Data items:
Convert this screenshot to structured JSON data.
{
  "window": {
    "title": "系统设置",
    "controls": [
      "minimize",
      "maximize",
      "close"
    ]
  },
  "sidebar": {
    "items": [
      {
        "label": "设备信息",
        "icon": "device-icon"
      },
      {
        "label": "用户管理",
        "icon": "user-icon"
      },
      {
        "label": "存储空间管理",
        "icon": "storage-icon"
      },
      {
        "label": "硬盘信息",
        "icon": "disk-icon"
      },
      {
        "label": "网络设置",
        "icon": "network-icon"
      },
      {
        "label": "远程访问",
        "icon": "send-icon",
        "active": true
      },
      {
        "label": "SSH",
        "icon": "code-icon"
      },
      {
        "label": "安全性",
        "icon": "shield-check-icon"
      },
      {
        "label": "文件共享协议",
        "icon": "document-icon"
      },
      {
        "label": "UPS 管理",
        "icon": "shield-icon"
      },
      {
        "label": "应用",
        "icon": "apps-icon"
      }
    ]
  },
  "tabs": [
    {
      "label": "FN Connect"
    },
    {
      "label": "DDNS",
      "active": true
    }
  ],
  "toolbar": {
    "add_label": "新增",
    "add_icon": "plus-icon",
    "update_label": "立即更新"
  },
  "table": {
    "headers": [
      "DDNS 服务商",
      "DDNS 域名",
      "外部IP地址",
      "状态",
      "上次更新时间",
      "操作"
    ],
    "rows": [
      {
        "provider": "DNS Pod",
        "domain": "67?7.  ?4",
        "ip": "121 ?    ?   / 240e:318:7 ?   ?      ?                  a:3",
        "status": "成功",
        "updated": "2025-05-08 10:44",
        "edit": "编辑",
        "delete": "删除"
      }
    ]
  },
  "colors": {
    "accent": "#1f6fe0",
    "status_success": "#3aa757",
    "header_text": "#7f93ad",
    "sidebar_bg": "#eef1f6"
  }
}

...

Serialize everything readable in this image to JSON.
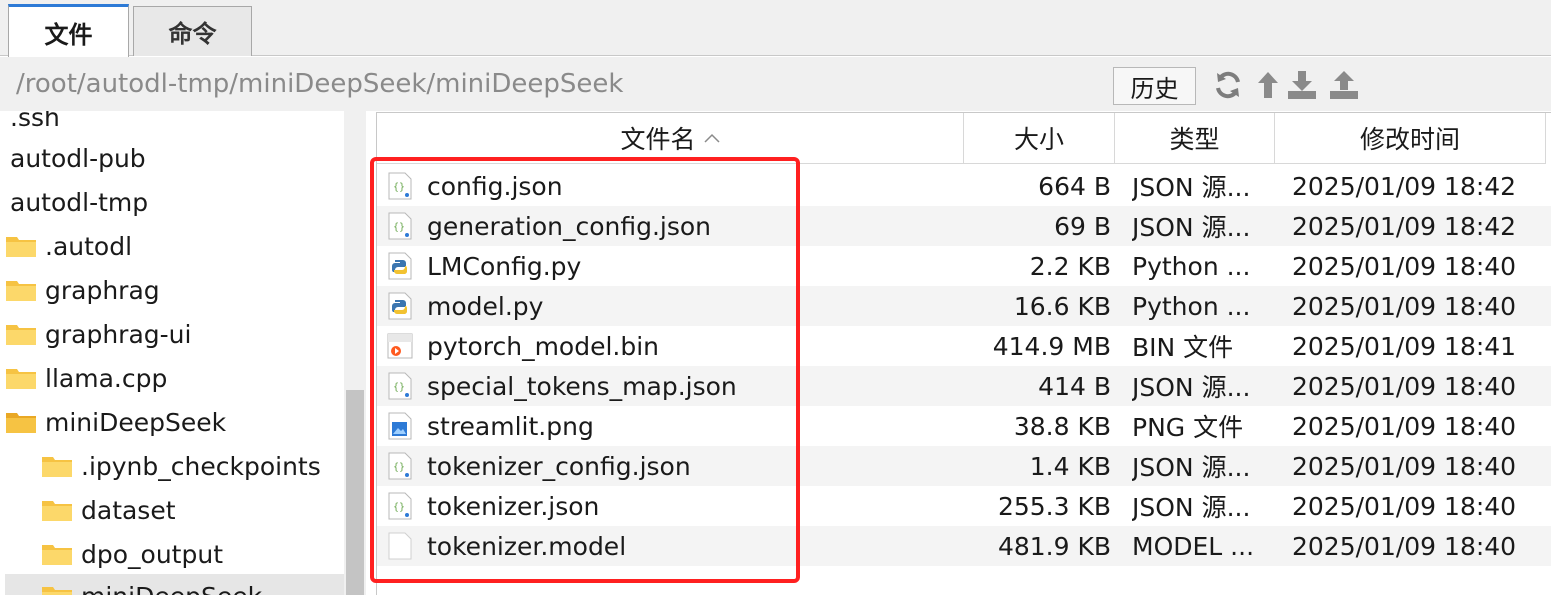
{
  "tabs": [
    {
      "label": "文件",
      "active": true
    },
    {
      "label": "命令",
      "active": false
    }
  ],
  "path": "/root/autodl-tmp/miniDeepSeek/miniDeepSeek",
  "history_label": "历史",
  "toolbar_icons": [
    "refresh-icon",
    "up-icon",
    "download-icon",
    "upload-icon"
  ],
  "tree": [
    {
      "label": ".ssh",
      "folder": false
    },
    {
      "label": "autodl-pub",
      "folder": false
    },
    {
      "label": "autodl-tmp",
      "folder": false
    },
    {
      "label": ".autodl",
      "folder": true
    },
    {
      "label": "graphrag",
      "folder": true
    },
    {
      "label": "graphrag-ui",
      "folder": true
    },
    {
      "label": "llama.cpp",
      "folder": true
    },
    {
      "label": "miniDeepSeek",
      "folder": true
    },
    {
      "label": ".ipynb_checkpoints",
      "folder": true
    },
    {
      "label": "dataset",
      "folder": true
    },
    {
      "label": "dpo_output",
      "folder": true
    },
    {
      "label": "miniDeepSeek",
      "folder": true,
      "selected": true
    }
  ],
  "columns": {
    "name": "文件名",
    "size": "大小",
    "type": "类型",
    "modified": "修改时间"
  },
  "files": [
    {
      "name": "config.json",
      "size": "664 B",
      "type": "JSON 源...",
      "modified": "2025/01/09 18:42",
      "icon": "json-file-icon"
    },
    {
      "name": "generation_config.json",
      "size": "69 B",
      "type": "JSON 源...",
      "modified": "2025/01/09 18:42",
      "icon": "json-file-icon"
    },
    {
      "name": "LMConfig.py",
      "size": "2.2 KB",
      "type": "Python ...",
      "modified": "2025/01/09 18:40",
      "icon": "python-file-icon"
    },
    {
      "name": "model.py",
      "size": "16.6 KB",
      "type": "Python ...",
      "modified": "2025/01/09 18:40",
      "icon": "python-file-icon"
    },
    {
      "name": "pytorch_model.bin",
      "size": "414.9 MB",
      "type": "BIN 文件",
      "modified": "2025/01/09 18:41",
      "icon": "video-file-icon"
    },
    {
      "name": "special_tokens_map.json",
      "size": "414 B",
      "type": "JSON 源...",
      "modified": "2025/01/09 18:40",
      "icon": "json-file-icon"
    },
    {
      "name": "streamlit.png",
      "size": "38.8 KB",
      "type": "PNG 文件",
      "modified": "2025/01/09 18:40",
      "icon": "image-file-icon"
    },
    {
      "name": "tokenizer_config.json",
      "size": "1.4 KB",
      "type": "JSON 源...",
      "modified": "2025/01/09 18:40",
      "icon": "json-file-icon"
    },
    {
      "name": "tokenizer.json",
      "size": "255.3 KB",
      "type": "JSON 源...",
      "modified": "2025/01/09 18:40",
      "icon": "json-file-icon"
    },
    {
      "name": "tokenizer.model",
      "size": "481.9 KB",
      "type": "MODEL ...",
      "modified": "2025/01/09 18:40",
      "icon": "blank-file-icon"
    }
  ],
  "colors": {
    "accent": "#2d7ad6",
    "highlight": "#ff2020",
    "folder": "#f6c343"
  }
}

**Written request**
Which lines include the word "image"? Copy every one of them.

**Completed exercise**
Serialize everything readable in this image to JSON.
      "icon": "image-file-icon"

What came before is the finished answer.